Structured figure records:
□ □ □ □ □ □ □

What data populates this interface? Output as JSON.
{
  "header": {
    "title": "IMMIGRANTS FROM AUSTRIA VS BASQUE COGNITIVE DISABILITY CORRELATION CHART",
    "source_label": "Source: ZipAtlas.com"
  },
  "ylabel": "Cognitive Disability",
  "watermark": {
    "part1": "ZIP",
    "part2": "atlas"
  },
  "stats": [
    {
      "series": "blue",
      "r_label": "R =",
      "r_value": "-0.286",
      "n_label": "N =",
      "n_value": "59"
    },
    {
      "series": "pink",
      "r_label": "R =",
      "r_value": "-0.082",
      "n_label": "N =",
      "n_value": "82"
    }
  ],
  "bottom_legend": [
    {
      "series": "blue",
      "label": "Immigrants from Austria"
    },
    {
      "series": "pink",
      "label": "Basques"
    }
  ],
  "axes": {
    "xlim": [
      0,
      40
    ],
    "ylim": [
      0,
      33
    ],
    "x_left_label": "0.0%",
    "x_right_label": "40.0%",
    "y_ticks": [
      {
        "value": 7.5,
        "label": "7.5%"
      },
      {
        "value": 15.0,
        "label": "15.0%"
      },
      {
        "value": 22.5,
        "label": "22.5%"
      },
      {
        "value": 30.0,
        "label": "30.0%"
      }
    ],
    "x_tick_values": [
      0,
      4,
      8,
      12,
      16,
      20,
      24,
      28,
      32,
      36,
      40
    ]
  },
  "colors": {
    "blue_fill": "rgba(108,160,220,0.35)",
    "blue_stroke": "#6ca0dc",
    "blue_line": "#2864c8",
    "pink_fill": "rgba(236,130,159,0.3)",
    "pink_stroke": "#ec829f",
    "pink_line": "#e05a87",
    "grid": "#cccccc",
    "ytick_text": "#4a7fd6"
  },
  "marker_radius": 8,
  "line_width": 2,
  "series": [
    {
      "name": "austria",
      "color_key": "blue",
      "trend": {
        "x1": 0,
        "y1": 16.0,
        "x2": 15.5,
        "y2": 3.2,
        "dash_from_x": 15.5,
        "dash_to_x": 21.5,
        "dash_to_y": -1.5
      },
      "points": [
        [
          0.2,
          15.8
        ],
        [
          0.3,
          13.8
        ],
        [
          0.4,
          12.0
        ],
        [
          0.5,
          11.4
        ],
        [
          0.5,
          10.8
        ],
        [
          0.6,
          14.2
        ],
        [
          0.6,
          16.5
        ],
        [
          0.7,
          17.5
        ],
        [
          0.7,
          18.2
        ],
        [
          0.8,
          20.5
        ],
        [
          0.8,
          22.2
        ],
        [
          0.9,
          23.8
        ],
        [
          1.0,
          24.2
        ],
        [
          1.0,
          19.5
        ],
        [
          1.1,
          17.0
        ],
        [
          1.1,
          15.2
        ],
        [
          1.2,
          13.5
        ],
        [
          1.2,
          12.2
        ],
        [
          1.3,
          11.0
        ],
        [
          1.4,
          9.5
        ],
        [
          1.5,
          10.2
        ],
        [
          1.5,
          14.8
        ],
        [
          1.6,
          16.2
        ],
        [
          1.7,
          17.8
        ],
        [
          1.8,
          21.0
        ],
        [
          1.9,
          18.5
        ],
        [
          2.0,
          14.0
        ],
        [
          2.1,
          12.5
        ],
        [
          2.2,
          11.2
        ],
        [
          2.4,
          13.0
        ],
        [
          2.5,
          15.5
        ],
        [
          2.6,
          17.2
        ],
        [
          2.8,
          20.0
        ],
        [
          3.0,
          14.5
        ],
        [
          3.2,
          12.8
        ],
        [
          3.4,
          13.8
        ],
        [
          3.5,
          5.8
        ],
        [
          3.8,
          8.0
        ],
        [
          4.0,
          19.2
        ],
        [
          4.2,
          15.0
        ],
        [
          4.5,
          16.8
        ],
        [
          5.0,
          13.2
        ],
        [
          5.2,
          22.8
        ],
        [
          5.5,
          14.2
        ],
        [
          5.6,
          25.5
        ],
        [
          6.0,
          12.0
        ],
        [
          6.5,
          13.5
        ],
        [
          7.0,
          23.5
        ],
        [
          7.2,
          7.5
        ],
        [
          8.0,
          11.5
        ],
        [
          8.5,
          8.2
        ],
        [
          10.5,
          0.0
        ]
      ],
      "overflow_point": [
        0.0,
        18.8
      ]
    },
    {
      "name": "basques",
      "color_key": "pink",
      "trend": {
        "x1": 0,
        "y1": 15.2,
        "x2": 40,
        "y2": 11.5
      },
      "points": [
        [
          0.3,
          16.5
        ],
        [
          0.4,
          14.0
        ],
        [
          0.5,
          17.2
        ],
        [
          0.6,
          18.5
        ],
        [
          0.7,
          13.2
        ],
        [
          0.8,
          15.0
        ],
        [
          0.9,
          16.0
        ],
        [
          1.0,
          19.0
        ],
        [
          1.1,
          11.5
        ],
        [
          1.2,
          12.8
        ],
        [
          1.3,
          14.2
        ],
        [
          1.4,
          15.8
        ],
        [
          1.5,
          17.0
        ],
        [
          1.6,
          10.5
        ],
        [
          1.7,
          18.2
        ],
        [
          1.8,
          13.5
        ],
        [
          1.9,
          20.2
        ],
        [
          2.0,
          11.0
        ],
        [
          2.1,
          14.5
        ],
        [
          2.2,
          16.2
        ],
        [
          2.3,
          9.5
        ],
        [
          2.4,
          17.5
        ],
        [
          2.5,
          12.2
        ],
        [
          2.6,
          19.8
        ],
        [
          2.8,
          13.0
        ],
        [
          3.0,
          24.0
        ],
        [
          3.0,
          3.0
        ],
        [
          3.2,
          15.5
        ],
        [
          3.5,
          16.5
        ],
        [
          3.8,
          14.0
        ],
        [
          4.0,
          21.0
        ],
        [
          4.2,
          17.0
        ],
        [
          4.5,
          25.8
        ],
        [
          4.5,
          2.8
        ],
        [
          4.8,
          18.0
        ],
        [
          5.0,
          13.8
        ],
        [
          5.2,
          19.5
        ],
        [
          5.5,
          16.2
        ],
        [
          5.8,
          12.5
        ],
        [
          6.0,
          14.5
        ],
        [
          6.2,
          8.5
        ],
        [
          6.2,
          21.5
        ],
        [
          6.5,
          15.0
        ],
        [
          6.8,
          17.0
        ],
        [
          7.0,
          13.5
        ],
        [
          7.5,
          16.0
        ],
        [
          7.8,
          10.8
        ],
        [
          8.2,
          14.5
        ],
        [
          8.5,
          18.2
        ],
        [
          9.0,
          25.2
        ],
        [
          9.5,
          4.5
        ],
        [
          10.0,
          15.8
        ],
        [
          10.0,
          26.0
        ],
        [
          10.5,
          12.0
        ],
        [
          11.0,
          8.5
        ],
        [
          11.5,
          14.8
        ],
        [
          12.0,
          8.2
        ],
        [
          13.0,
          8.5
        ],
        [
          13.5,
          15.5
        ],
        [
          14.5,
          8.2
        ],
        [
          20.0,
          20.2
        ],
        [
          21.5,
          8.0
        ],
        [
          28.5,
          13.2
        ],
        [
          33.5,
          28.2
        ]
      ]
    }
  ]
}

□ □ □ □ □ □ □

**Your goal**.
Reproduce the material exactly, with every line intact.

**Output for this exercise**.
What data populates this interface? Output as JSON.
{
  "header": {
    "title": "IMMIGRANTS FROM AUSTRIA VS BASQUE COGNITIVE DISABILITY CORRELATION CHART",
    "source_label": "Source: ZipAtlas.com"
  },
  "ylabel": "Cognitive Disability",
  "watermark": {
    "part1": "ZIP",
    "part2": "atlas"
  },
  "stats": [
    {
      "series": "blue",
      "r_label": "R =",
      "r_value": "-0.286",
      "n_label": "N =",
      "n_value": "59"
    },
    {
      "series": "pink",
      "r_label": "R =",
      "r_value": "-0.082",
      "n_label": "N =",
      "n_value": "82"
    }
  ],
  "bottom_legend": [
    {
      "series": "blue",
      "label": "Immigrants from Austria"
    },
    {
      "series": "pink",
      "label": "Basques"
    }
  ],
  "axes": {
    "xlim": [
      0,
      40
    ],
    "ylim": [
      0,
      33
    ],
    "x_left_label": "0.0%",
    "x_right_label": "40.0%",
    "y_ticks": [
      {
        "value": 7.5,
        "label": "7.5%"
      },
      {
        "value": 15.0,
        "label": "15.0%"
      },
      {
        "value": 22.5,
        "label": "22.5%"
      },
      {
        "value": 30.0,
        "label": "30.0%"
      }
    ],
    "x_tick_values": [
      0,
      4,
      8,
      12,
      16,
      20,
      24,
      28,
      32,
      36,
      40
    ]
  },
  "colors": {
    "blue_fill": "rgba(108,160,220,0.35)",
    "blue_stroke": "#6ca0dc",
    "blue_line": "#2864c8",
    "pink_fill": "rgba(236,130,159,0.3)",
    "pink_stroke": "#ec829f",
    "pink_line": "#e05a87",
    "grid": "#cccccc",
    "ytick_text": "#4a7fd6"
  },
  "marker_radius": 8,
  "line_width": 2,
  "series": [
    {
      "name": "austria",
      "color_key": "blue",
      "trend": {
        "x1": 0,
        "y1": 16.0,
        "x2": 15.5,
        "y2": 3.2,
        "dash_from_x": 15.5,
        "dash_to_x": 21.5,
        "dash_to_y": -1.5
      },
      "points": [
        [
          0.2,
          15.8
        ],
        [
          0.3,
          13.8
        ],
        [
          0.4,
          12.0
        ],
        [
          0.5,
          11.4
        ],
        [
          0.5,
          10.8
        ],
        [
          0.6,
          14.2
        ],
        [
          0.6,
          16.5
        ],
        [
          0.7,
          17.5
        ],
        [
          0.7,
          18.2
        ],
        [
          0.8,
          20.5
        ],
        [
          0.8,
          22.2
        ],
        [
          0.9,
          23.8
        ],
        [
          1.0,
          24.2
        ],
        [
          1.0,
          19.5
        ],
        [
          1.1,
          17.0
        ],
        [
          1.1,
          15.2
        ],
        [
          1.2,
          13.5
        ],
        [
          1.2,
          12.2
        ],
        [
          1.3,
          11.0
        ],
        [
          1.4,
          9.5
        ],
        [
          1.5,
          10.2
        ],
        [
          1.5,
          14.8
        ],
        [
          1.6,
          16.2
        ],
        [
          1.7,
          17.8
        ],
        [
          1.8,
          21.0
        ],
        [
          1.9,
          18.5
        ],
        [
          2.0,
          14.0
        ],
        [
          2.1,
          12.5
        ],
        [
          2.2,
          11.2
        ],
        [
          2.4,
          13.0
        ],
        [
          2.5,
          15.5
        ],
        [
          2.6,
          17.2
        ],
        [
          2.8,
          20.0
        ],
        [
          3.0,
          14.5
        ],
        [
          3.2,
          12.8
        ],
        [
          3.4,
          13.8
        ],
        [
          3.5,
          5.8
        ],
        [
          3.8,
          8.0
        ],
        [
          4.0,
          19.2
        ],
        [
          4.2,
          15.0
        ],
        [
          4.5,
          16.8
        ],
        [
          5.0,
          13.2
        ],
        [
          5.2,
          22.8
        ],
        [
          5.5,
          14.2
        ],
        [
          5.6,
          25.5
        ],
        [
          6.0,
          12.0
        ],
        [
          6.5,
          13.5
        ],
        [
          7.0,
          23.5
        ],
        [
          7.2,
          7.5
        ],
        [
          8.0,
          11.5
        ],
        [
          8.5,
          8.2
        ],
        [
          10.5,
          0.0
        ]
      ],
      "overflow_point": [
        0.0,
        18.8
      ]
    },
    {
      "name": "basques",
      "color_key": "pink",
      "trend": {
        "x1": 0,
        "y1": 15.2,
        "x2": 40,
        "y2": 11.5
      },
      "points": [
        [
          0.3,
          16.5
        ],
        [
          0.4,
          14.0
        ],
        [
          0.5,
          17.2
        ],
        [
          0.6,
          18.5
        ],
        [
          0.7,
          13.2
        ],
        [
          0.8,
          15.0
        ],
        [
          0.9,
          16.0
        ],
        [
          1.0,
          19.0
        ],
        [
          1.1,
          11.5
        ],
        [
          1.2,
          12.8
        ],
        [
          1.3,
          14.2
        ],
        [
          1.4,
          15.8
        ],
        [
          1.5,
          17.0
        ],
        [
          1.6,
          10.5
        ],
        [
          1.7,
          18.2
        ],
        [
          1.8,
          13.5
        ],
        [
          1.9,
          20.2
        ],
        [
          2.0,
          11.0
        ],
        [
          2.1,
          14.5
        ],
        [
          2.2,
          16.2
        ],
        [
          2.3,
          9.5
        ],
        [
          2.4,
          17.5
        ],
        [
          2.5,
          12.2
        ],
        [
          2.6,
          19.8
        ],
        [
          2.8,
          13.0
        ],
        [
          3.0,
          24.0
        ],
        [
          3.0,
          3.0
        ],
        [
          3.2,
          15.5
        ],
        [
          3.5,
          16.5
        ],
        [
          3.8,
          14.0
        ],
        [
          4.0,
          21.0
        ],
        [
          4.2,
          17.0
        ],
        [
          4.5,
          25.8
        ],
        [
          4.5,
          2.8
        ],
        [
          4.8,
          18.0
        ],
        [
          5.0,
          13.8
        ],
        [
          5.2,
          19.5
        ],
        [
          5.5,
          16.2
        ],
        [
          5.8,
          12.5
        ],
        [
          6.0,
          14.5
        ],
        [
          6.2,
          8.5
        ],
        [
          6.2,
          21.5
        ],
        [
          6.5,
          15.0
        ],
        [
          6.8,
          17.0
        ],
        [
          7.0,
          13.5
        ],
        [
          7.5,
          16.0
        ],
        [
          7.8,
          10.8
        ],
        [
          8.2,
          14.5
        ],
        [
          8.5,
          18.2
        ],
        [
          9.0,
          25.2
        ],
        [
          9.5,
          4.5
        ],
        [
          10.0,
          15.8
        ],
        [
          10.0,
          26.0
        ],
        [
          10.5,
          12.0
        ],
        [
          11.0,
          8.5
        ],
        [
          11.5,
          14.8
        ],
        [
          12.0,
          8.2
        ],
        [
          13.0,
          8.5
        ],
        [
          13.5,
          15.5
        ],
        [
          14.5,
          8.2
        ],
        [
          20.0,
          20.2
        ],
        [
          21.5,
          8.0
        ],
        [
          28.5,
          13.2
        ],
        [
          33.5,
          28.2
        ]
      ]
    }
  ]
}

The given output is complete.